Write out the listing beneath this instruction in its entirety, exactly as it reads.

Collected data entries:
>>
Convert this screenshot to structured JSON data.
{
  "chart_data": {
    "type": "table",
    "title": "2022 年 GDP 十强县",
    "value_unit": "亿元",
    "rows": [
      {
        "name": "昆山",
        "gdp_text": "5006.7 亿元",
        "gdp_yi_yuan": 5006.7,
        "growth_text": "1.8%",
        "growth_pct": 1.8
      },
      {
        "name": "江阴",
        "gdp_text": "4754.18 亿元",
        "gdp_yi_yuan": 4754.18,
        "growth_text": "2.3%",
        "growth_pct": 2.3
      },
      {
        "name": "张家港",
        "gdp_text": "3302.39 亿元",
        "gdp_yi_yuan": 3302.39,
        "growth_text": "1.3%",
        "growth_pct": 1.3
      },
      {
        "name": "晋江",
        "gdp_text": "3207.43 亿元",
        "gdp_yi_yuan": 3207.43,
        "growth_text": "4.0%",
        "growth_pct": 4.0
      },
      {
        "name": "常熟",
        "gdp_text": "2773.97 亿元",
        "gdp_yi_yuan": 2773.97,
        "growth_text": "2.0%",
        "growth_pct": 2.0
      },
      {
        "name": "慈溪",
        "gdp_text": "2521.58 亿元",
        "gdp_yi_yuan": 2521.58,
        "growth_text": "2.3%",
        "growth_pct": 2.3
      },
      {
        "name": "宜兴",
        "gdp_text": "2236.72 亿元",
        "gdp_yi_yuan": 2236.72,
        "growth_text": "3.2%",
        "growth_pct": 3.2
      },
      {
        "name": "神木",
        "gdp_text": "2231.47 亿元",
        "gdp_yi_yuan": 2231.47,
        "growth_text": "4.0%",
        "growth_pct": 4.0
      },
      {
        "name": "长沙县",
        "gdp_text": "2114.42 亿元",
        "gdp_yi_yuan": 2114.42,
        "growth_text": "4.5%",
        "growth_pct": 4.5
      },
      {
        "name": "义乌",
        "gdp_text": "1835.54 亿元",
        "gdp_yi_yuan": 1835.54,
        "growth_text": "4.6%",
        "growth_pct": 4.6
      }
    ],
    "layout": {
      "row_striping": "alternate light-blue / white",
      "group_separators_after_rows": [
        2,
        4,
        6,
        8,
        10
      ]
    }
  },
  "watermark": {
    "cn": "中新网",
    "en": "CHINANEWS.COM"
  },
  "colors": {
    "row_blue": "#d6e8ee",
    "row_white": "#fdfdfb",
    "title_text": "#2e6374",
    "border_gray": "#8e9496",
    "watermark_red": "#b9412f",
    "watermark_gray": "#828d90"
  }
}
<<
Written answer.
Convert this screenshot to structured JSON data.
{
  "chart_data": {
    "type": "table",
    "title": "2022 年 GDP 十强县",
    "value_unit": "亿元",
    "rows": [
      {
        "name": "昆山",
        "gdp_text": "5006.7 亿元",
        "gdp_yi_yuan": 5006.7,
        "growth_text": "1.8%",
        "growth_pct": 1.8
      },
      {
        "name": "江阴",
        "gdp_text": "4754.18 亿元",
        "gdp_yi_yuan": 4754.18,
        "growth_text": "2.3%",
        "growth_pct": 2.3
      },
      {
        "name": "张家港",
        "gdp_text": "3302.39 亿元",
        "gdp_yi_yuan": 3302.39,
        "growth_text": "1.3%",
        "growth_pct": 1.3
      },
      {
        "name": "晋江",
        "gdp_text": "3207.43 亿元",
        "gdp_yi_yuan": 3207.43,
        "growth_text": "4.0%",
        "growth_pct": 4.0
      },
      {
        "name": "常熟",
        "gdp_text": "2773.97 亿元",
        "gdp_yi_yuan": 2773.97,
        "growth_text": "2.0%",
        "growth_pct": 2.0
      },
      {
        "name": "慈溪",
        "gdp_text": "2521.58 亿元",
        "gdp_yi_yuan": 2521.58,
        "growth_text": "2.3%",
        "growth_pct": 2.3
      },
      {
        "name": "宜兴",
        "gdp_text": "2236.72 亿元",
        "gdp_yi_yuan": 2236.72,
        "growth_text": "3.2%",
        "growth_pct": 3.2
      },
      {
        "name": "神木",
        "gdp_text": "2231.47 亿元",
        "gdp_yi_yuan": 2231.47,
        "growth_text": "4.0%",
        "growth_pct": 4.0
      },
      {
        "name": "长沙县",
        "gdp_text": "2114.42 亿元",
        "gdp_yi_yuan": 2114.42,
        "growth_text": "4.5%",
        "growth_pct": 4.5
      },
      {
        "name": "义乌",
        "gdp_text": "1835.54 亿元",
        "gdp_yi_yuan": 1835.54,
        "growth_text": "4.6%",
        "growth_pct": 4.6
      }
    ],
    "layout": {
      "row_striping": "alternate light-blue / white",
      "group_separators_after_rows": [
        2,
        4,
        6,
        8,
        10
      ]
    }
  },
  "watermark": {
    "cn": "中新网",
    "en": "CHINANEWS.COM"
  },
  "colors": {
    "row_blue": "#d6e8ee",
    "row_white": "#fdfdfb",
    "title_text": "#2e6374",
    "border_gray": "#8e9496",
    "watermark_red": "#b9412f",
    "watermark_gray": "#828d90"
  }
}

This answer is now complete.